#### Instructions to follow:
Go through the entries below, tally each line with the string "Rates", and give the final number by itself.

[Material supplied start]

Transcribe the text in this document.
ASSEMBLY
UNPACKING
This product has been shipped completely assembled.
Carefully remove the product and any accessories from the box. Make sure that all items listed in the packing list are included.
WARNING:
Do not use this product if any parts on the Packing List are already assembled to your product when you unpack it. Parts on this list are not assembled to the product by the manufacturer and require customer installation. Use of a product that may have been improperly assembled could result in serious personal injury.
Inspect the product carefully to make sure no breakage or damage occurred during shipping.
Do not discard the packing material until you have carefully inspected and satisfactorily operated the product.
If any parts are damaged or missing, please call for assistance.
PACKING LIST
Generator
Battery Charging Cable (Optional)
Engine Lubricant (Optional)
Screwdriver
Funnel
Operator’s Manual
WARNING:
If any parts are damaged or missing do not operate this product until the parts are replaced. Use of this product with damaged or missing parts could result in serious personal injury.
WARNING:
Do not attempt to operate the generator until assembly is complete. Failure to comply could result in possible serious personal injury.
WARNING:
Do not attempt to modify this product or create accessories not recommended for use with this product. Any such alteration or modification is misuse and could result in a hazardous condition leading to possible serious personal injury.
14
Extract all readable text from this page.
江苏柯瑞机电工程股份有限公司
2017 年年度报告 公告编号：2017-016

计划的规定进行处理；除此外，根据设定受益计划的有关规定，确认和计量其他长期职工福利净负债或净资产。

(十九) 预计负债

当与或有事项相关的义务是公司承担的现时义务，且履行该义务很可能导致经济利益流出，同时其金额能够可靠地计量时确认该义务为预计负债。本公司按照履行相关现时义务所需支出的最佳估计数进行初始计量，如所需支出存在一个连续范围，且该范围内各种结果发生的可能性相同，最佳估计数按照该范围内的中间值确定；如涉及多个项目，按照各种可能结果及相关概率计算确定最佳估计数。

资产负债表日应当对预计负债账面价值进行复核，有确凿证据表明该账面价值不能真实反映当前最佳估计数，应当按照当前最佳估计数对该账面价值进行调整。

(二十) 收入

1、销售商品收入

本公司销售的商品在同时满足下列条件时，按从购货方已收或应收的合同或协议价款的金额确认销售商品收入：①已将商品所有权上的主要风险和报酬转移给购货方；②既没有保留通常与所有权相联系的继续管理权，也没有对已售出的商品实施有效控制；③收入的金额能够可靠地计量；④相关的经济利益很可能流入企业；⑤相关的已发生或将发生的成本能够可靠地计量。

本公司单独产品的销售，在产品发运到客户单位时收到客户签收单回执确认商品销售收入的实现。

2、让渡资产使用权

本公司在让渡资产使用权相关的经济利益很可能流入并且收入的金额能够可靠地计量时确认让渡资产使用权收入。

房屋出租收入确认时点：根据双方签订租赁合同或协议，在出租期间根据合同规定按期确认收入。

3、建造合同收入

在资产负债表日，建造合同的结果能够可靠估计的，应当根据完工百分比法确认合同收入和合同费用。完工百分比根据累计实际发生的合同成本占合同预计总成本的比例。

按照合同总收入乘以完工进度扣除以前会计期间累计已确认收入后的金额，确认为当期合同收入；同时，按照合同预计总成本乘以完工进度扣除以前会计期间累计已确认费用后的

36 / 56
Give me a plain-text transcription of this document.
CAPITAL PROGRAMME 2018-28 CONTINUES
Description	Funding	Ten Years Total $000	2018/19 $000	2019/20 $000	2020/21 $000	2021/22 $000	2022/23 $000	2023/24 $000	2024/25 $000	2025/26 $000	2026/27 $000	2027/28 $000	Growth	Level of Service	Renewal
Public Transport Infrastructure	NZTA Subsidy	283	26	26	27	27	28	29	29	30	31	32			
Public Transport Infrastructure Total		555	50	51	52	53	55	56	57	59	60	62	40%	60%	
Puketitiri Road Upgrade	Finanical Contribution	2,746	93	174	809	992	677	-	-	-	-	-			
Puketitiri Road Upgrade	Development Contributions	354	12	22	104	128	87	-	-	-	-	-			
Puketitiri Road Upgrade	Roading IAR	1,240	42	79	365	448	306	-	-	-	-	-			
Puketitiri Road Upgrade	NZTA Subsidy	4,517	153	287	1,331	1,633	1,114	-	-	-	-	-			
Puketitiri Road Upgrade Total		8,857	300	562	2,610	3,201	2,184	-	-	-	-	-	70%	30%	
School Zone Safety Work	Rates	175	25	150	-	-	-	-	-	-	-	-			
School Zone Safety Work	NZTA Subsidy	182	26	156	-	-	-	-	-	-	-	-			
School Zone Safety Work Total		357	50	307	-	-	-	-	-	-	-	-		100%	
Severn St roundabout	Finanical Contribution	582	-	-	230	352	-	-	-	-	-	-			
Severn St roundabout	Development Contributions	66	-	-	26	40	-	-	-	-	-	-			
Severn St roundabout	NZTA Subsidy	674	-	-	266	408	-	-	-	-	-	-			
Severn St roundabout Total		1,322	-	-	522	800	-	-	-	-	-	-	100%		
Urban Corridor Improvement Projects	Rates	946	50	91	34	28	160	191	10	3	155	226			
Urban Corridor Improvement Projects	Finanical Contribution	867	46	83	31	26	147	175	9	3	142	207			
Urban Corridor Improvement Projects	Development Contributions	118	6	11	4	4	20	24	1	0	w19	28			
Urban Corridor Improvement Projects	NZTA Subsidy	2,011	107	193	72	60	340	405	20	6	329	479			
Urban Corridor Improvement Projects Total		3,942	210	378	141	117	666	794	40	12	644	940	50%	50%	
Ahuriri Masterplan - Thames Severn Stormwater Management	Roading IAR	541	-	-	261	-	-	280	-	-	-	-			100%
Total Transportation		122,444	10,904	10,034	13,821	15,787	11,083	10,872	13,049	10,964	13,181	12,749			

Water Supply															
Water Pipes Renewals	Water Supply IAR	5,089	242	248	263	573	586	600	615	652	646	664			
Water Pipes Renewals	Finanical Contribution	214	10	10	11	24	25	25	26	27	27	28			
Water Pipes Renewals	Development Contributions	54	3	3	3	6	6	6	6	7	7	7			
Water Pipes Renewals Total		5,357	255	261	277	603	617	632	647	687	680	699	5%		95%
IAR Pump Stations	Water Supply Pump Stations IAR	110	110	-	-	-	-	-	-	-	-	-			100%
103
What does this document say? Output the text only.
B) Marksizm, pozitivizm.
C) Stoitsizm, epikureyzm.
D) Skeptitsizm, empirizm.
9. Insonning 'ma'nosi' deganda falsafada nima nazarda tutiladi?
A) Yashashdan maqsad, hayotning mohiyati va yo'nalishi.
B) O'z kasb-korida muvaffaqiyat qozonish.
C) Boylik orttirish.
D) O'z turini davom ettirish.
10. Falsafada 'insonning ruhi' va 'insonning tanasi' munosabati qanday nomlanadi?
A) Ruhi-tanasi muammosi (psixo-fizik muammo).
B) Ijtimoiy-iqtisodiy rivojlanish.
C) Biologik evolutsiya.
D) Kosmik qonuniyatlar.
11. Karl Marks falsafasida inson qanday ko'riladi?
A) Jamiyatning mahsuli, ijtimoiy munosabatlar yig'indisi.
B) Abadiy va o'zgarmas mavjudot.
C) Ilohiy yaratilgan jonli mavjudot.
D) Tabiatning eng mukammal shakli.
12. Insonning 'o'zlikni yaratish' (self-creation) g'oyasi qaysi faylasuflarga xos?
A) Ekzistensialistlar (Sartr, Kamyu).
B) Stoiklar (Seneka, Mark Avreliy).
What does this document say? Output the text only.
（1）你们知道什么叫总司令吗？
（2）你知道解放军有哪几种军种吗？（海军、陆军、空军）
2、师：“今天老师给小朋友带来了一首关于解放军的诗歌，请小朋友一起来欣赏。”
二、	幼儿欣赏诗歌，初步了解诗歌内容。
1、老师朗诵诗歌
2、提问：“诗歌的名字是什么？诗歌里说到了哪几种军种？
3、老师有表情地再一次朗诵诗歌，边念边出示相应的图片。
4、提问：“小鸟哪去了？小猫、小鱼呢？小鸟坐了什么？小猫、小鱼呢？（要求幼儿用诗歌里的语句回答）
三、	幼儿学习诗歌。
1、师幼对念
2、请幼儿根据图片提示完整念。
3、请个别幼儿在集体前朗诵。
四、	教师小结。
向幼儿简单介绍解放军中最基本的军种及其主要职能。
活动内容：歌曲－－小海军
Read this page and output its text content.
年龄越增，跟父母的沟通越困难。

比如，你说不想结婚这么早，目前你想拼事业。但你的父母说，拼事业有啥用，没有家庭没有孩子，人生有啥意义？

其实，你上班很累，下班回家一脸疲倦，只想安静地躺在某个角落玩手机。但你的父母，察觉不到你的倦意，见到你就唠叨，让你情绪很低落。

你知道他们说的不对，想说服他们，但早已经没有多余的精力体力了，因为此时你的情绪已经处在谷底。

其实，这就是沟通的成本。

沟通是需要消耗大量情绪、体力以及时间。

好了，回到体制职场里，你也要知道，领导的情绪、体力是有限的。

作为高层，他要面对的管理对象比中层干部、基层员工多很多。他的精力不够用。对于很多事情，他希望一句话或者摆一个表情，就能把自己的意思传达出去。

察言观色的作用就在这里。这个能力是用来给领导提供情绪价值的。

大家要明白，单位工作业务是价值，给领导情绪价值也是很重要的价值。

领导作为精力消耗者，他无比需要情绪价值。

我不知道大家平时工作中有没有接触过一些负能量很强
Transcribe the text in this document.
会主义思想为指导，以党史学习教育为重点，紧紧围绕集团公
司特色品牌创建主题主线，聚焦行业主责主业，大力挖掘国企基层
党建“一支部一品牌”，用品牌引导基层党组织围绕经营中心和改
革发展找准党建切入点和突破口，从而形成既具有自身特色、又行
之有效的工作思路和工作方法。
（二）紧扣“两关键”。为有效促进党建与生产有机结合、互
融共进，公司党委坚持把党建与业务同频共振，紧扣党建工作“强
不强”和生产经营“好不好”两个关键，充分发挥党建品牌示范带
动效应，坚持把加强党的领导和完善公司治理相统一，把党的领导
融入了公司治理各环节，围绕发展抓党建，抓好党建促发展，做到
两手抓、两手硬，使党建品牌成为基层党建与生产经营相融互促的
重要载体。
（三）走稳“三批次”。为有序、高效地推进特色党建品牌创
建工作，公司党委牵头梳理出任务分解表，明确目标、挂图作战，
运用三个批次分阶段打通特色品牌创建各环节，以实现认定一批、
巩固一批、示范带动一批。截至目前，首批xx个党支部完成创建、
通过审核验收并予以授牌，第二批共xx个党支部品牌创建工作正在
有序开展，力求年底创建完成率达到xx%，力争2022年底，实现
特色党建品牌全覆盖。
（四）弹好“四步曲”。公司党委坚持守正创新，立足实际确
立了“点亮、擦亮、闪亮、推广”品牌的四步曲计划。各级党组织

[Material supplied end]

#### Output for this task:
2